Begin Extracted data

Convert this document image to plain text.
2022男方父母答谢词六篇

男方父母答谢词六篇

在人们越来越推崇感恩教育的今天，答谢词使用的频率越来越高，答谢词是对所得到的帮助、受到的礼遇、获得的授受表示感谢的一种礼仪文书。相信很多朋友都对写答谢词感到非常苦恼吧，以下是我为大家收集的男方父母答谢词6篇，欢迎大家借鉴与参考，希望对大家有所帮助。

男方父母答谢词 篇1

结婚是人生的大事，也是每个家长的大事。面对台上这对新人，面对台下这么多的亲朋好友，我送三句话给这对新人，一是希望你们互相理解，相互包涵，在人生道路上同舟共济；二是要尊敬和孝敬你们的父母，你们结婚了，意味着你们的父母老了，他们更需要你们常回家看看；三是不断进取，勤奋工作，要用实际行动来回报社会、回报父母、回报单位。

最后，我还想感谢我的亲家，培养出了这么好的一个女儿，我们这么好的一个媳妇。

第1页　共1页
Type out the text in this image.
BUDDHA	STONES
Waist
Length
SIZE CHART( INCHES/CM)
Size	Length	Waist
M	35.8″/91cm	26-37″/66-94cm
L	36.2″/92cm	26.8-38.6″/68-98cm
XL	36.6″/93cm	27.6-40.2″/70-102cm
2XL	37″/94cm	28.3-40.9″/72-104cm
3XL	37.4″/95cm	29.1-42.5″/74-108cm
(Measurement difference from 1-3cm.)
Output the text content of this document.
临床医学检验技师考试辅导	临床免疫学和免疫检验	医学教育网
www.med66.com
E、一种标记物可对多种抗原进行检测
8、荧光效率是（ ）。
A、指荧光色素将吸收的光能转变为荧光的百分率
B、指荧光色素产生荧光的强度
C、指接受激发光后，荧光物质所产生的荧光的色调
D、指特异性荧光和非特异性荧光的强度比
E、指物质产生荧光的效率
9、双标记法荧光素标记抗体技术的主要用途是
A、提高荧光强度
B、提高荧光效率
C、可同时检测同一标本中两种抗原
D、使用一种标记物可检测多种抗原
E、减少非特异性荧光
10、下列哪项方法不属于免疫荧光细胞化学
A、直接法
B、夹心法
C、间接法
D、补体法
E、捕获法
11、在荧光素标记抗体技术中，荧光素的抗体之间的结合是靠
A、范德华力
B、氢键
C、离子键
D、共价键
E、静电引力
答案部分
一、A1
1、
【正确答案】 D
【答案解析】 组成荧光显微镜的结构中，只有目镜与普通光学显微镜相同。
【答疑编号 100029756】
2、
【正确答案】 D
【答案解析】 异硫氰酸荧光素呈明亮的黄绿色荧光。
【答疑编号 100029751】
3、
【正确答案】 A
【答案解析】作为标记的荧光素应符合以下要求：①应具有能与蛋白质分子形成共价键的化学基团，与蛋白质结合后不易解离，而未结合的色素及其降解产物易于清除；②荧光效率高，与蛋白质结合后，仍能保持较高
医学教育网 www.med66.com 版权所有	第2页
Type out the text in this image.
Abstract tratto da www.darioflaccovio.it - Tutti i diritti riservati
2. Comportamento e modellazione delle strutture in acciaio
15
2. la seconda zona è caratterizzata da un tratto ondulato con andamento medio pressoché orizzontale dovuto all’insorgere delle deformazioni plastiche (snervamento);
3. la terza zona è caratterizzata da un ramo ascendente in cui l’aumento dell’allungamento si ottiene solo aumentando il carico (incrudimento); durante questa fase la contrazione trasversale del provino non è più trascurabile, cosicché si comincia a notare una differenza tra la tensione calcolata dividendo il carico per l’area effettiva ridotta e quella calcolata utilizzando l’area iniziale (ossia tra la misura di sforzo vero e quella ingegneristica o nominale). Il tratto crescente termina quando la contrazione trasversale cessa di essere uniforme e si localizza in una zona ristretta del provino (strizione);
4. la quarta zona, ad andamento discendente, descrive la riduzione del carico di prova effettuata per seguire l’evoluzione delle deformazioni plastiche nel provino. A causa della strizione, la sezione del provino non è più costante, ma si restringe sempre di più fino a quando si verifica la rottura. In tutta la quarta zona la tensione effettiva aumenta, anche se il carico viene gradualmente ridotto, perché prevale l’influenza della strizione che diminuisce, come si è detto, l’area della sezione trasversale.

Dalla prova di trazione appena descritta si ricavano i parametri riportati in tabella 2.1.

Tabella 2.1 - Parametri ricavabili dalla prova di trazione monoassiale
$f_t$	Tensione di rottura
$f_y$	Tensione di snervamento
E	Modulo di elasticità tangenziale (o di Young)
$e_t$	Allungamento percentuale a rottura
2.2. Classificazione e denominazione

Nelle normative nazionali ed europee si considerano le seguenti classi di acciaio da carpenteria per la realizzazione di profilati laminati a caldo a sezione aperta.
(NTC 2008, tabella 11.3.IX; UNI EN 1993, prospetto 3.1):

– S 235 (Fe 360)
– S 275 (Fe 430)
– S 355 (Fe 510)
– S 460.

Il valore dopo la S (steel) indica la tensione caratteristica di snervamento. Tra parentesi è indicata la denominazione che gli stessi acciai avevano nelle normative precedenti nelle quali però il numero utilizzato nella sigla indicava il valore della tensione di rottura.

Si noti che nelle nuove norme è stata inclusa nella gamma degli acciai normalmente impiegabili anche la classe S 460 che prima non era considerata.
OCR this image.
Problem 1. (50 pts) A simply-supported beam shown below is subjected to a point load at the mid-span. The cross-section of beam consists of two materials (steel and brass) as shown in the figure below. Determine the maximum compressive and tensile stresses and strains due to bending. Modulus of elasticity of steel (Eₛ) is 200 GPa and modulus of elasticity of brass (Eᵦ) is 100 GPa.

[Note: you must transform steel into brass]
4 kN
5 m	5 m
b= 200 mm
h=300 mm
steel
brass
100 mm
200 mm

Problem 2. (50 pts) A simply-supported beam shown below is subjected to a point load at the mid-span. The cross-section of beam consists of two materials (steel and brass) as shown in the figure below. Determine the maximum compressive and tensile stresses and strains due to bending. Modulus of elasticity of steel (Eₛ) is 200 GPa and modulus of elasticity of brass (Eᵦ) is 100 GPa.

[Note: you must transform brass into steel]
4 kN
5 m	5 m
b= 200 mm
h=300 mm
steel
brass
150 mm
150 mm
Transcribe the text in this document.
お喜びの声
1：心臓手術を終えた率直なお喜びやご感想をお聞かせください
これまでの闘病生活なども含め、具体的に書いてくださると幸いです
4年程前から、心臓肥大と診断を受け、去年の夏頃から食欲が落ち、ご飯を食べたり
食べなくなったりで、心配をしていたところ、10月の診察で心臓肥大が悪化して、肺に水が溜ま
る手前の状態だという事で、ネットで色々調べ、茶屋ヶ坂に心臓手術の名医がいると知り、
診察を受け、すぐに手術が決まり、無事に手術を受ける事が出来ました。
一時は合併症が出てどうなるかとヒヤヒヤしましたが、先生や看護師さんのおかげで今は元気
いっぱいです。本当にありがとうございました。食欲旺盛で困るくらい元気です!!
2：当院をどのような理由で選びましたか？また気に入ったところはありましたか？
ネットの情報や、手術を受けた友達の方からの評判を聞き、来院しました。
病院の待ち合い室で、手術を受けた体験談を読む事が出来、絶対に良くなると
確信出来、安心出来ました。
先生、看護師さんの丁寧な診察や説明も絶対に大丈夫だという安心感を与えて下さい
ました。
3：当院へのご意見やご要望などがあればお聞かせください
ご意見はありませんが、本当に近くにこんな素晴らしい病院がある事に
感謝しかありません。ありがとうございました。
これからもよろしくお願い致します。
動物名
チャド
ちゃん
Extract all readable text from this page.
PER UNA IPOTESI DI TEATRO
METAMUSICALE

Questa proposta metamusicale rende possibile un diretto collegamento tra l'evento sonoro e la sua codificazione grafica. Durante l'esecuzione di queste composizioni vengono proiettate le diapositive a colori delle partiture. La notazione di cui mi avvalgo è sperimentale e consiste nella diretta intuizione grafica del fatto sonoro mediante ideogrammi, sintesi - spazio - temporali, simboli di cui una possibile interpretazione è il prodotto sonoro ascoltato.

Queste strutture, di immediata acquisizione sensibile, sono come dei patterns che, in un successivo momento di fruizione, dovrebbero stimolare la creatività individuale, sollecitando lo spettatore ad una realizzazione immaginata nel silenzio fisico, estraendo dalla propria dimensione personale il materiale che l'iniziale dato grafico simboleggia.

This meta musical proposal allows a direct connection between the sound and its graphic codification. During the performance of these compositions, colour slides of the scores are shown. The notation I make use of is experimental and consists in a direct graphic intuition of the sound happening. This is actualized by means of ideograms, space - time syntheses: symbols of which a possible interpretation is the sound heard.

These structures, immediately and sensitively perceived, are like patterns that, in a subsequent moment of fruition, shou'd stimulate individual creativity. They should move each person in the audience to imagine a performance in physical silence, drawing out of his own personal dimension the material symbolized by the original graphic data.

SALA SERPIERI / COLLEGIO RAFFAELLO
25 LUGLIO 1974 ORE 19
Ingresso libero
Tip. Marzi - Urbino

End Extracted data

- _Exercise directions_
Filter the records, keeping only lines that contain "into", and show those lines.

- _Result of the task_
[Note: you must transform steel into brass]
[Note: you must transform brass into steel]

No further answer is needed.